§ Passage provided:
From: Tetsuo Handa <penguin-kernel@I-love.SAKURA.ne.jp>
To: Michal Hocko <mhocko@kernel.org>, lsf-pc@lists.linux-foundation.org
Cc: linux-mm@kvack.org, linux-fsdevel@vger.kernel.org
Subject: Re: [LSF/MM TOPIC] proposals for topics
Date: Tue, 26 Jan 2016 00:08:28 +0900 [thread overview]
Message-ID: <56A63A6C.9070301@I-love.SAKURA.ne.jp> (raw)
In-Reply-To: <20160125133357.GC23939@dhcp22.suse.cz>
Michal Hocko wrote:
> Another issue is that GFP_NOFS is quite often used without any obvious
> reason. It is not clear which lock is held and could be taken from
> the reclaim path. Wouldn't it be much better if the no-recursion
> behavior was bound to the lock scope rather than particular allocation
> request? We already have something like this for PM
> pm_res{trict,tore}_gfp_mask resp. memalloc_noio_{save,restore}. It
> would be great if we could unify this and use the context based NOFS
> in the FS.
Yes, I do want it. I think some of LSM hooks are called from GFP_NOFS context
but it is too difficult for me to tell whether we are using GFP_NOFS correctly.
> First we shouldn't retry endlessly and rather fail the allocation and
> allow the FS to handle the error. As per my experiments most FS cope
> with that quite reasonably. Btrfs unfortunately handles many of those
> failures by BUG_ON which is really unfortunate.
If it turned out that we are using GFP_NOFS from LSM hooks correctly,
I'd expect such GFP_NOFS allocations retry unless SIGKILL is pending.
Filesystems might be able to handle GFP_NOFS allocation failures. But
userspace might not be able to handle system call failures caused by
GFP_NOFS allocation failures; OOM-unkillable processes might unexpectedly
terminate as if they are OOM-killed. Would you please add GFP_KILLABLE
to list of the topics?

§ Listing:
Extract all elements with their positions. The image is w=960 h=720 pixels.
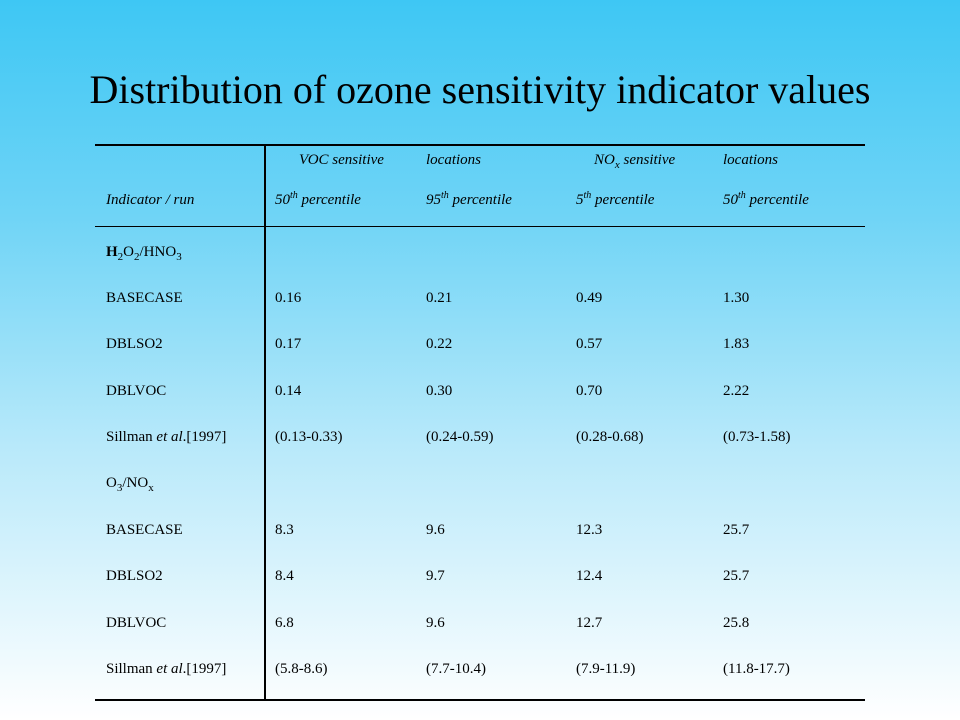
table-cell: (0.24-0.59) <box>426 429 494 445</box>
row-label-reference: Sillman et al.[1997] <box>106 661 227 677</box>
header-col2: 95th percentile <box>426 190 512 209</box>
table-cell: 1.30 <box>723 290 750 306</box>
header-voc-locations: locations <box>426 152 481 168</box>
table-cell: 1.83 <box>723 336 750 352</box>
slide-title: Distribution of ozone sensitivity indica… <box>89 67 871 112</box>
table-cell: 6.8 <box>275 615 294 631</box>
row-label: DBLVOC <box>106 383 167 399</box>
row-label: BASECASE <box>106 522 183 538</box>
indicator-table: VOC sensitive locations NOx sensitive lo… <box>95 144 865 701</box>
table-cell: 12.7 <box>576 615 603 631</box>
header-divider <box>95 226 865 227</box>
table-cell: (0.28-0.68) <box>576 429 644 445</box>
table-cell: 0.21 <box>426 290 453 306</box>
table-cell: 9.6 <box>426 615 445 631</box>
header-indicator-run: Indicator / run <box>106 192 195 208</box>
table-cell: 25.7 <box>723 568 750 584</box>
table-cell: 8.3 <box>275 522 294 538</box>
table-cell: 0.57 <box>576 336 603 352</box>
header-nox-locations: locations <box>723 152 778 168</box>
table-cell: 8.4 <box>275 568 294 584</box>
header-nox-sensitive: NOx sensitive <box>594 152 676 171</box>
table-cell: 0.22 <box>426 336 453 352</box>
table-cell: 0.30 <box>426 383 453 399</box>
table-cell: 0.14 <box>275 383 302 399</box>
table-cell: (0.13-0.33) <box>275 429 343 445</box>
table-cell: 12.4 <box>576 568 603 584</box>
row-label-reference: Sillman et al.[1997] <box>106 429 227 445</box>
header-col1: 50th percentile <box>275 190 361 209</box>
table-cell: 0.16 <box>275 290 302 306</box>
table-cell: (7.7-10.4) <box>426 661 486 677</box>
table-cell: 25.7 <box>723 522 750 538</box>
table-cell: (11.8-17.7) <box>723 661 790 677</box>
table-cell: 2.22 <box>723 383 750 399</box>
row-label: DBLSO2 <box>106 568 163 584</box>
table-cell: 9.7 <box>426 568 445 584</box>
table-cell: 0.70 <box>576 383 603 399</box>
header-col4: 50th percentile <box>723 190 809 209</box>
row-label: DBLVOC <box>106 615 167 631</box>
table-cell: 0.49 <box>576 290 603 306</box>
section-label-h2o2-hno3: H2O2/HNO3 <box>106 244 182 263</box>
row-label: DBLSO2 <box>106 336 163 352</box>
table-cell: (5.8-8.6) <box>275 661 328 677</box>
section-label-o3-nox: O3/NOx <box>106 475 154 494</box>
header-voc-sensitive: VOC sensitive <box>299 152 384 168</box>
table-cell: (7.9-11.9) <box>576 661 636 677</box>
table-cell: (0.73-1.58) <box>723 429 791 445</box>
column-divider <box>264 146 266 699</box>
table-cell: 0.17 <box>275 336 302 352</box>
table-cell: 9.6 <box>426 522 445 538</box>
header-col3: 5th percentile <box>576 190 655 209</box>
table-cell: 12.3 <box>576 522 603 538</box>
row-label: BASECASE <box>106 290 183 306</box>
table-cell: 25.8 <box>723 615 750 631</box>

§ What this exercise asks:
1. What does the email ask to have added to the list of topics?
2. Return a portion of the email word for word, beginning at the words "Yes, I do want" and stopping after "SIGKILL is pending.".
The records can be left aside here.

§ Completed exercise:
1. GFP_KILLABLE

2.
Yes, I do want it. I think some of LSM hooks are called from GFP_NOFS context
but it is too difficult for me to tell whether we are using GFP_NOFS correctly.
> First we shouldn't retry endlessly and rather fail the allocation and
> allow the FS to handle the error. As per my experiments most FS cope
> with that quite reasonably. Btrfs unfortunately handles many of those
> failures by BUG_ON which is really unfortunate.
If it turned out that we are using GFP_NOFS from LSM hooks correctly,
I'd expect such GFP_NOFS allocations retry unless SIGKILL is pending.